** start of Listing **

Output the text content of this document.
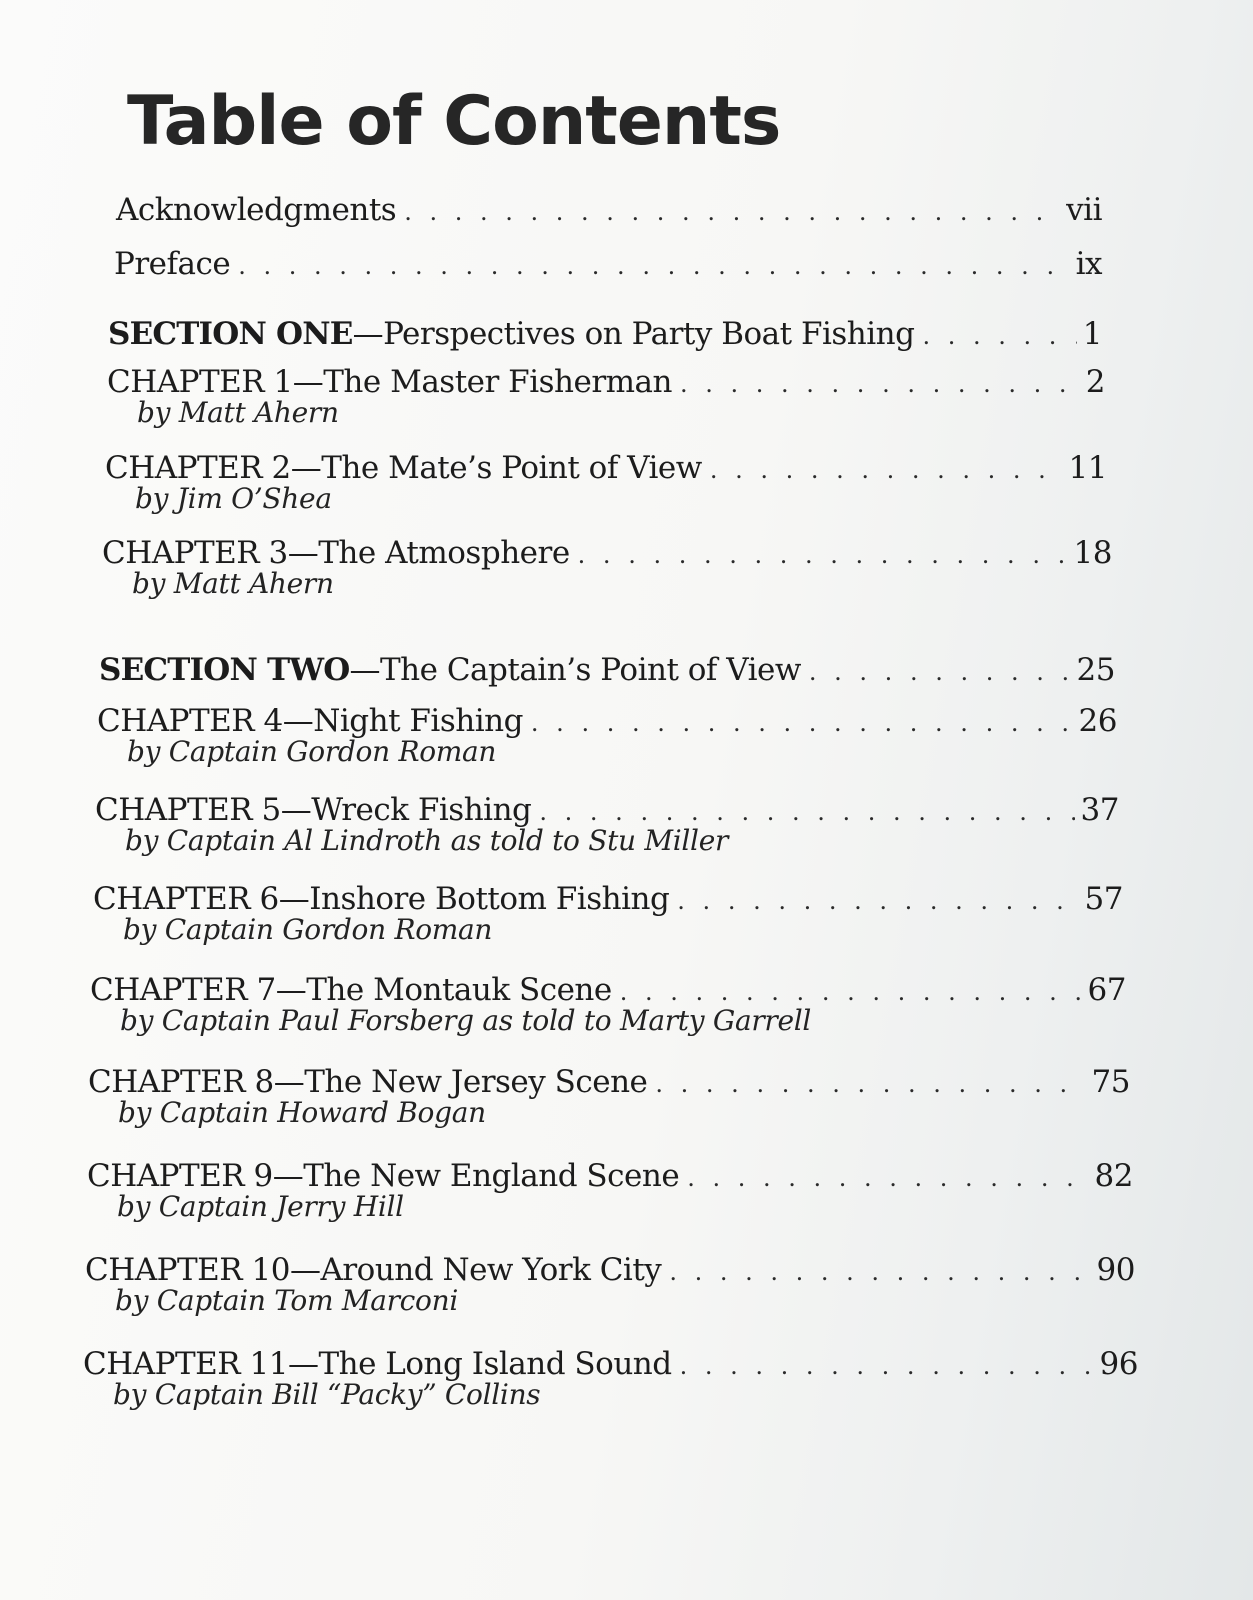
Table of Contents
Acknowledgments . . .	vii
Preface . . .	ix
SECTION ONE—Perspectives on Party Boat Fishing . . .	1
CHAPTER 1—The Master Fisherman . . .	2
by Matt Ahern
CHAPTER 2—The Mate’s Point of View . . .	11
by Jim O’Shea
CHAPTER 3—The Atmosphere . . .	18
by Matt Ahern
SECTION TWO—The Captain’s Point of View . . .	25
CHAPTER 4—Night Fishing . . .	26
by Captain Gordon Roman
CHAPTER 5—Wreck Fishing . . .	37
by Captain Al Lindroth as told to Stu Miller
CHAPTER 6—Inshore Bottom Fishing . . .	57
by Captain Gordon Roman
CHAPTER 7—The Montauk Scene . . .	67
by Captain Paul Forsberg as told to Marty Garrell
CHAPTER 8—The New Jersey Scene . . .	75
by Captain Howard Bogan
CHAPTER 9—The New England Scene . . .	82
by Captain Jerry Hill
CHAPTER 10—Around New York City . . .	90
by Captain Tom Marconi
CHAPTER 11—The Long Island Sound . . .	96
by Captain Bill “Packy” Collins
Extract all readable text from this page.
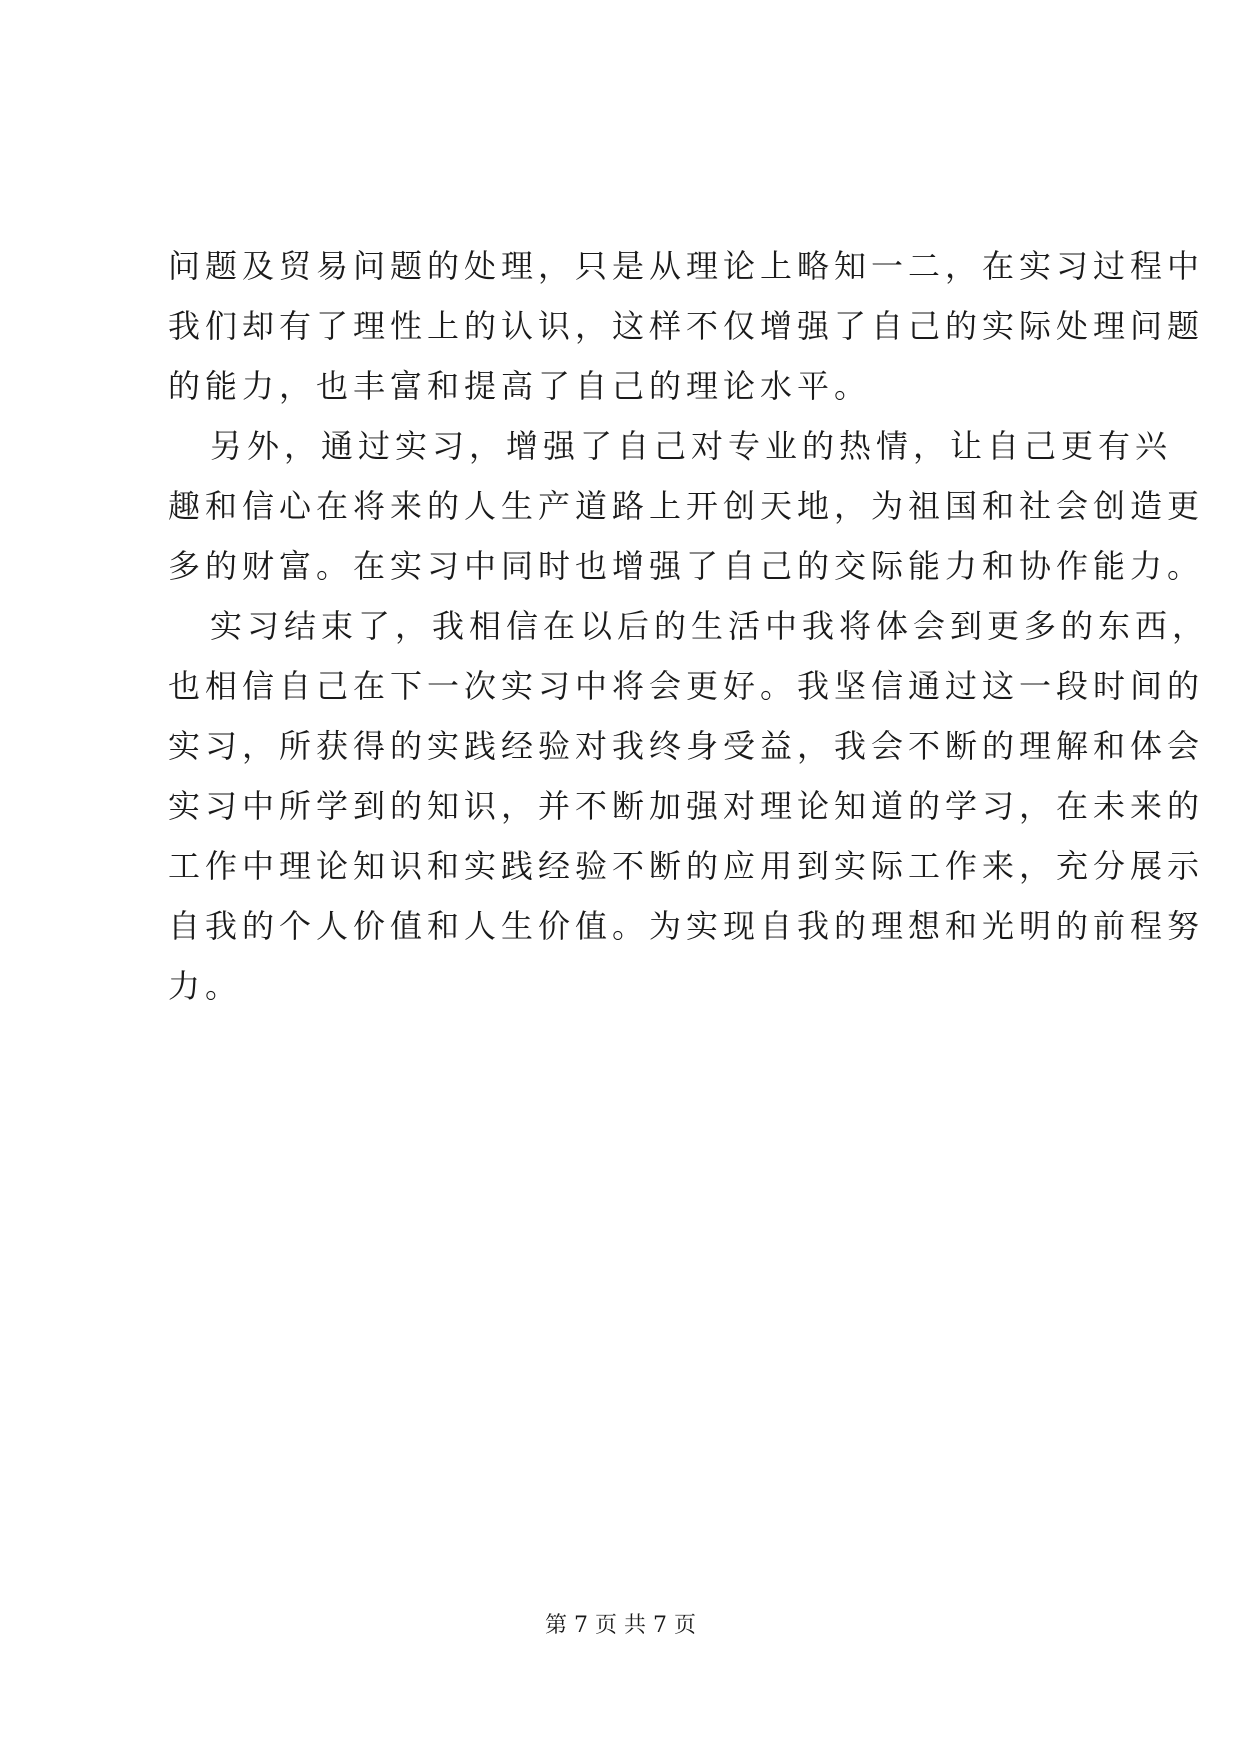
问题及贸易问题的处理，只是从理论上略知一二，在实习过程中
我们却有了理性上的认识，这样不仅增强了自己的实际处理问题
的能力，也丰富和提高了自己的理论水平。
另外，通过实习，增强了自己对专业的热情，让自己更有兴
趣和信心在将来的人生产道路上开创天地，为祖国和社会创造更
多的财富。在实习中同时也增强了自己的交际能力和协作能力。
实习结束了，我相信在以后的生活中我将体会到更多的东西，
也相信自己在下一次实习中将会更好。我坚信通过这一段时间的
实习，所获得的实践经验对我终身受益，我会不断的理解和体会
实习中所学到的知识，并不断加强对理论知道的学习，在未来的
工作中理论知识和实践经验不断的应用到实际工作来，充分展示
自我的个人价值和人生价值。为实现自我的理想和光明的前程努
力。
第 7 页 共 7 页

** end of Listing **

> **To be done**
Write the listing above out again exactly, dropping each image.

> **Result of the task**
Output the text content of this document.
Table of Contents
Acknowledgments . . .	vii
Preface . . .	ix
SECTION ONE—Perspectives on Party Boat Fishing . . .	1
CHAPTER 1—The Master Fisherman . . .	2
by Matt Ahern
CHAPTER 2—The Mate’s Point of View . . .	11
by Jim O’Shea
CHAPTER 3—The Atmosphere . . .	18
by Matt Ahern
SECTION TWO—The Captain’s Point of View . . .	25
CHAPTER 4—Night Fishing . . .	26
by Captain Gordon Roman
CHAPTER 5—Wreck Fishing . . .	37
by Captain Al Lindroth as told to Stu Miller
CHAPTER 6—Inshore Bottom Fishing . . .	57
by Captain Gordon Roman
CHAPTER 7—The Montauk Scene . . .	67
by Captain Paul Forsberg as told to Marty Garrell
CHAPTER 8—The New Jersey Scene . . .	75
by Captain Howard Bogan
CHAPTER 9—The New England Scene . . .	82
by Captain Jerry Hill
CHAPTER 10—Around New York City . . .	90
by Captain Tom Marconi
CHAPTER 11—The Long Island Sound . . .	96
by Captain Bill “Packy” Collins
Extract all readable text from this page.
问题及贸易问题的处理，只是从理论上略知一二，在实习过程中
我们却有了理性上的认识，这样不仅增强了自己的实际处理问题
的能力，也丰富和提高了自己的理论水平。
另外，通过实习，增强了自己对专业的热情，让自己更有兴
趣和信心在将来的人生产道路上开创天地，为祖国和社会创造更
多的财富。在实习中同时也增强了自己的交际能力和协作能力。
实习结束了，我相信在以后的生活中我将体会到更多的东西，
也相信自己在下一次实习中将会更好。我坚信通过这一段时间的
实习，所获得的实践经验对我终身受益，我会不断的理解和体会
实习中所学到的知识，并不断加强对理论知道的学习，在未来的
工作中理论知识和实践经验不断的应用到实际工作来，充分展示
自我的个人价值和人生价值。为实现自我的理想和光明的前程努
力。
第 7 页 共 7 页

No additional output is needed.